>>>
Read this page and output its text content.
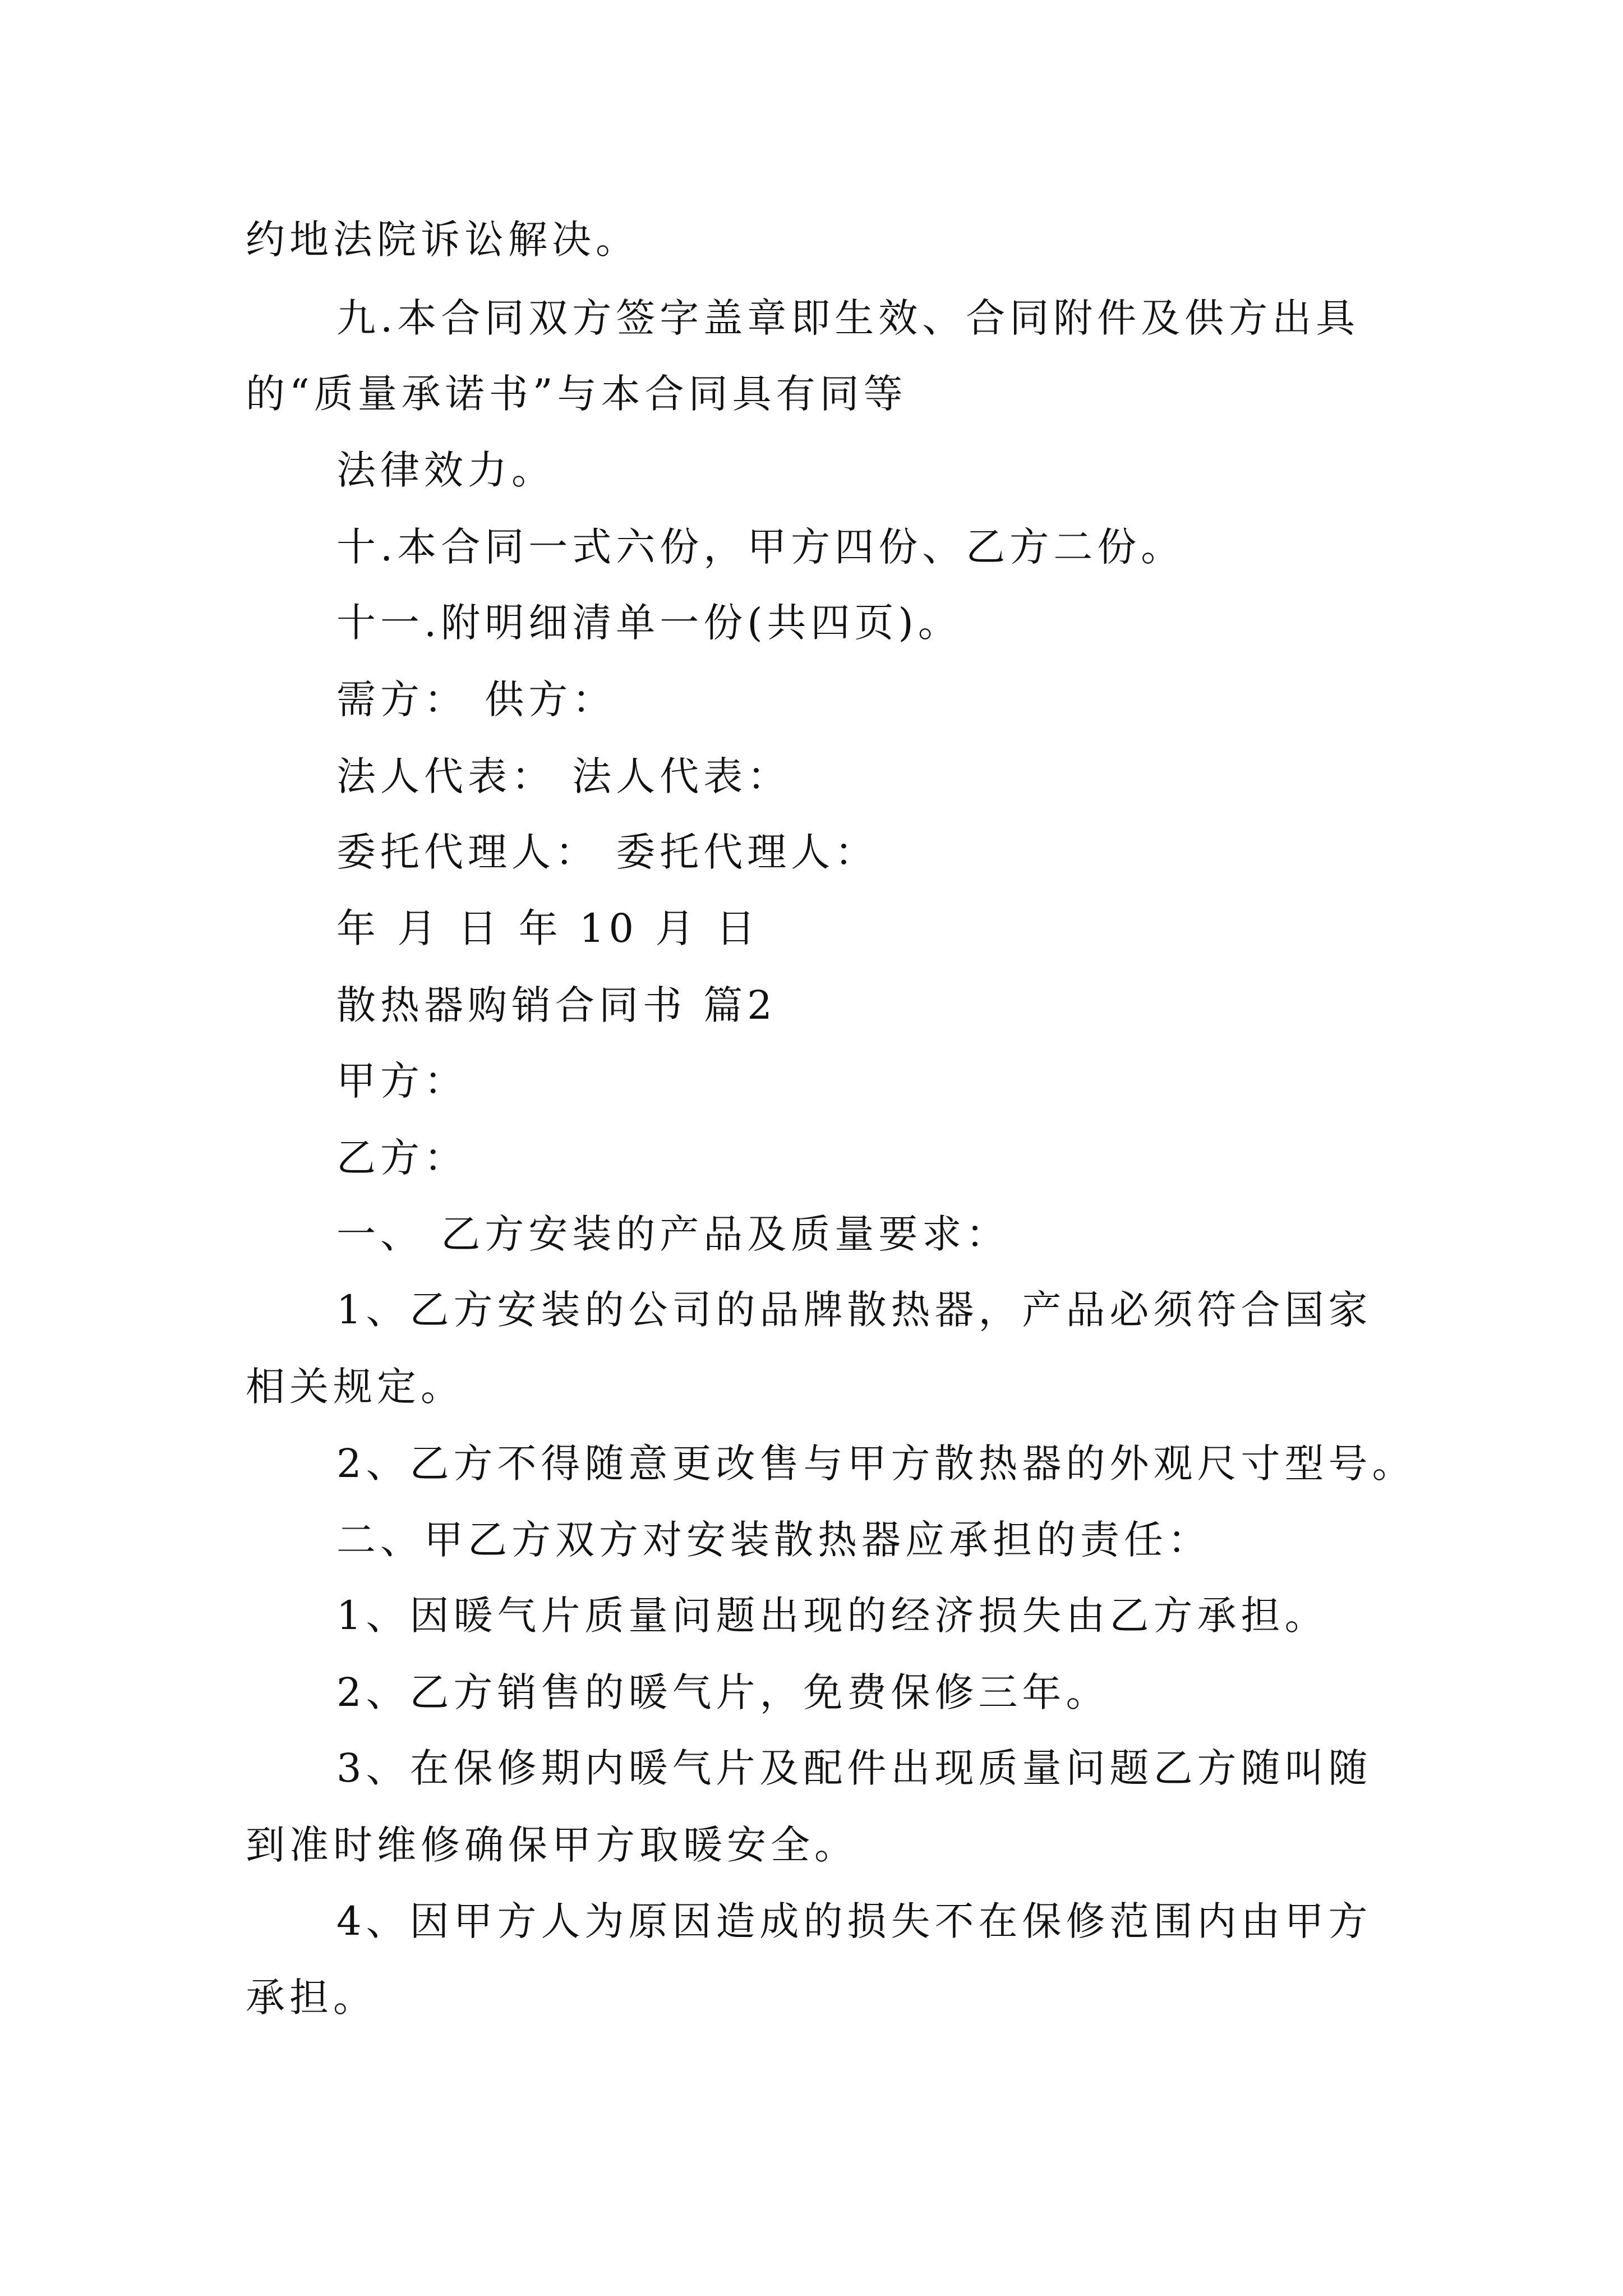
约地法院诉讼解决。
九.本合同双方签字盖章即生效、合同附件及供方出具
的“质量承诺书”与本合同具有同等
法律效力。
十.本合同一式六份，甲方四份、乙方二份。
十一.附明细清单一份(共四页)。
需方： 供方：
法人代表： 法人代表：
委托代理人： 委托代理人：
年 月 日 年 10 月 日
散热器购销合同书 篇2
甲方：
乙方：
一、 乙方安装的产品及质量要求：
1、乙方安装的公司的品牌散热器，产品必须符合国家
相关规定。
2、乙方不得随意更改售与甲方散热器的外观尺寸型号。
二、甲乙方双方对安装散热器应承担的责任：
1、因暖气片质量问题出现的经济损失由乙方承担。
2、乙方销售的暖气片，免费保修三年。
3、在保修期内暖气片及配件出现质量问题乙方随叫随
到准时维修确保甲方取暖安全。
4、因甲方人为原因造成的损失不在保修范围内由甲方
承担。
<<<
WRITTEN PROBLEM:
Leave the images out, please, and restate each line word for word.

OUTPUT:
Read this page and output its text content.
约地法院诉讼解决。
九.本合同双方签字盖章即生效、合同附件及供方出具
的“质量承诺书”与本合同具有同等
法律效力。
十.本合同一式六份，甲方四份、乙方二份。
十一.附明细清单一份(共四页)。
需方： 供方：
法人代表： 法人代表：
委托代理人： 委托代理人：
年 月 日 年 10 月 日
散热器购销合同书 篇2
甲方：
乙方：
一、 乙方安装的产品及质量要求：
1、乙方安装的公司的品牌散热器，产品必须符合国家
相关规定。
2、乙方不得随意更改售与甲方散热器的外观尺寸型号。
二、甲乙方双方对安装散热器应承担的责任：
1、因暖气片质量问题出现的经济损失由乙方承担。
2、乙方销售的暖气片，免费保修三年。
3、在保修期内暖气片及配件出现质量问题乙方随叫随
到准时维修确保甲方取暖安全。
4、因甲方人为原因造成的损失不在保修范围内由甲方
承担。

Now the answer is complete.